*LISTED RECORDS*:
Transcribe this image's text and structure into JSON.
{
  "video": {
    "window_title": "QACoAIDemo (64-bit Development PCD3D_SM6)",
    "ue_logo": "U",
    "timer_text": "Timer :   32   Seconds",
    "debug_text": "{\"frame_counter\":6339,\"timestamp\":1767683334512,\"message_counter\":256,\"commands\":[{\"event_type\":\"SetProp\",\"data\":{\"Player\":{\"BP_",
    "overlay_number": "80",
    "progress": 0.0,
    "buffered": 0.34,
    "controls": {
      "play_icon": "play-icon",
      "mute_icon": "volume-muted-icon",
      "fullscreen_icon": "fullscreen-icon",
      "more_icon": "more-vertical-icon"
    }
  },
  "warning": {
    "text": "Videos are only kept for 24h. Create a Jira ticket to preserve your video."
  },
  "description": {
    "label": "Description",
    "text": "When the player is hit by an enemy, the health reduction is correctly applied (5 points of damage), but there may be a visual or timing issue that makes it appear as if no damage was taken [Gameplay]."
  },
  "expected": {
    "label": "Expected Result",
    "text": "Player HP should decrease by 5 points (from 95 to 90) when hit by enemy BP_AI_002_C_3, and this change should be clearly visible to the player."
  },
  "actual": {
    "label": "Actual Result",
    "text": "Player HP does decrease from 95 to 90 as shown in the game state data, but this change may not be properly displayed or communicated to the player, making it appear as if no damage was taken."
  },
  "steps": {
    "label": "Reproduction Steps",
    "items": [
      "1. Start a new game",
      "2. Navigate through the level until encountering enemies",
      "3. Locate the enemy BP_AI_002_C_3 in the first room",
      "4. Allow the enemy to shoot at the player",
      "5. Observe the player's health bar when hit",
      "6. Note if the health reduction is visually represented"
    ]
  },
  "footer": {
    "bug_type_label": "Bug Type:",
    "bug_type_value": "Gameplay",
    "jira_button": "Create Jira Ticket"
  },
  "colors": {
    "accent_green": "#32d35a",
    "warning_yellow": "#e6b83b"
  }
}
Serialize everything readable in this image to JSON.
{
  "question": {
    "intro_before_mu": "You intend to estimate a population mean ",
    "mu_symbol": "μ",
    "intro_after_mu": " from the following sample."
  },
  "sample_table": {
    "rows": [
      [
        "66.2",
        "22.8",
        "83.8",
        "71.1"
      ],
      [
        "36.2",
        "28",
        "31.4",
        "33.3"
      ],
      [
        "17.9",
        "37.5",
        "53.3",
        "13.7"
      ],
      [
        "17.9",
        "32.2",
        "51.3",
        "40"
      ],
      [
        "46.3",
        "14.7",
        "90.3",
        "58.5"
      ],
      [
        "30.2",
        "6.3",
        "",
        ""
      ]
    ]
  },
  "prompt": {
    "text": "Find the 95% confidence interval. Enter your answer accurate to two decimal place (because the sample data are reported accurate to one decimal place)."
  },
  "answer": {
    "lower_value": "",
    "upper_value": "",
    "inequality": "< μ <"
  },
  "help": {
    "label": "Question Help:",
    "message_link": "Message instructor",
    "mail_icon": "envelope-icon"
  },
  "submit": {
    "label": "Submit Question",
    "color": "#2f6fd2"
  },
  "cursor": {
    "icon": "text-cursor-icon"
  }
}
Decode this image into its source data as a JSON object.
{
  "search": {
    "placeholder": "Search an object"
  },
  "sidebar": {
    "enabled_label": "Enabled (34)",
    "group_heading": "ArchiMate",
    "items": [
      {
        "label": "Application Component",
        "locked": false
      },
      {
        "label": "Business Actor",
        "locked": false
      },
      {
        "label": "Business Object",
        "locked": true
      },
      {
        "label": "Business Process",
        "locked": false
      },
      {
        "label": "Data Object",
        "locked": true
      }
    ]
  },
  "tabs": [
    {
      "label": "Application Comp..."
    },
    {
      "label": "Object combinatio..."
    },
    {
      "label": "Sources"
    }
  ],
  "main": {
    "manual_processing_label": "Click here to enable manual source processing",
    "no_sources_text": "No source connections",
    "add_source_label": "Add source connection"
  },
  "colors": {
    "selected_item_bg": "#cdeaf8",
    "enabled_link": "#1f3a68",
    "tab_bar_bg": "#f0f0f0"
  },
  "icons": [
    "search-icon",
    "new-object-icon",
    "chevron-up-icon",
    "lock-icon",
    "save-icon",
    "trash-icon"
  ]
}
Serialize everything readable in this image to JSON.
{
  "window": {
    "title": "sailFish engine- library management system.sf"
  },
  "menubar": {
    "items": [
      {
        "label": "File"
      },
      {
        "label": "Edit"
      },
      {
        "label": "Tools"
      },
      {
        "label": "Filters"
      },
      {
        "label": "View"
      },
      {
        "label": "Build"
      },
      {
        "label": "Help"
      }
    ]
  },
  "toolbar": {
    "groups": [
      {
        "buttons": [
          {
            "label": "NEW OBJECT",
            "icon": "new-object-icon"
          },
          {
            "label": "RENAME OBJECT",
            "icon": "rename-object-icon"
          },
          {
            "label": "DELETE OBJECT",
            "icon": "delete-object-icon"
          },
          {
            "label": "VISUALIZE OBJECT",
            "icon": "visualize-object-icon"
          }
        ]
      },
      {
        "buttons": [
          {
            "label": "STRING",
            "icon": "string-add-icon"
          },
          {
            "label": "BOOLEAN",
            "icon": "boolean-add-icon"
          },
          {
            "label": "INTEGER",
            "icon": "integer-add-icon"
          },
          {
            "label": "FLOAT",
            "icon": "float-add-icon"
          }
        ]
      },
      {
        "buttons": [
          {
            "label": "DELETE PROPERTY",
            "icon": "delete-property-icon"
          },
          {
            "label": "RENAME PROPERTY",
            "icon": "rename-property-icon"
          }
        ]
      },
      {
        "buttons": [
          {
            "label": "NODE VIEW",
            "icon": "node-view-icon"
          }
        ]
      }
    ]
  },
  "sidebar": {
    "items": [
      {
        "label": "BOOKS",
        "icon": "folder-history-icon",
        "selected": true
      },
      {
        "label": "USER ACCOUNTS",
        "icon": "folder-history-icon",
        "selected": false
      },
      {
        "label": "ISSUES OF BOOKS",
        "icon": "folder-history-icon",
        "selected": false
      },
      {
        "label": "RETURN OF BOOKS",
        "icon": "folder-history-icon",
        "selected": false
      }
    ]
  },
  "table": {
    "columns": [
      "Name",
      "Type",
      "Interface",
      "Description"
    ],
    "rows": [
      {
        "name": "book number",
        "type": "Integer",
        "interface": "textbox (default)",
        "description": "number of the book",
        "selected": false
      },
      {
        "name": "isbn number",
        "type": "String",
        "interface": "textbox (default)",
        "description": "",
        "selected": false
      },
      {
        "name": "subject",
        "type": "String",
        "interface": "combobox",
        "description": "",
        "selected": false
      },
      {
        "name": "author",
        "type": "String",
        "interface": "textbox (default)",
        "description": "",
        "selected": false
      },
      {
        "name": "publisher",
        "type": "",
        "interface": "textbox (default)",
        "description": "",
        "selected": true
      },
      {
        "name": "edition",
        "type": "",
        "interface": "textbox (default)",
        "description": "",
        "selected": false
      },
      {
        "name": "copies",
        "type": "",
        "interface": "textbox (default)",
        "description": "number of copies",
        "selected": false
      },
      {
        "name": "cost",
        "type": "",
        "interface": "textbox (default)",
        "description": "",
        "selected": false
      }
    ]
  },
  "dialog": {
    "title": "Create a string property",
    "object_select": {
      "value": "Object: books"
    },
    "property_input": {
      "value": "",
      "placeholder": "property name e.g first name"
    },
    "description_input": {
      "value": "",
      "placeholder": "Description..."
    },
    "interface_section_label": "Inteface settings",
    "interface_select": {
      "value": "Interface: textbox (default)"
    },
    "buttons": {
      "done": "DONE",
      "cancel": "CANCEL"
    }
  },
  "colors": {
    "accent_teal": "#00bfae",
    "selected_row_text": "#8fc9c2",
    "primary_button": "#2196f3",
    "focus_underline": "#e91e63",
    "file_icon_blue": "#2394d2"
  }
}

*SET EXERCISE*: Give the count of lines in the listing that hold the word "first", with no other text.

*ANSWER*: 2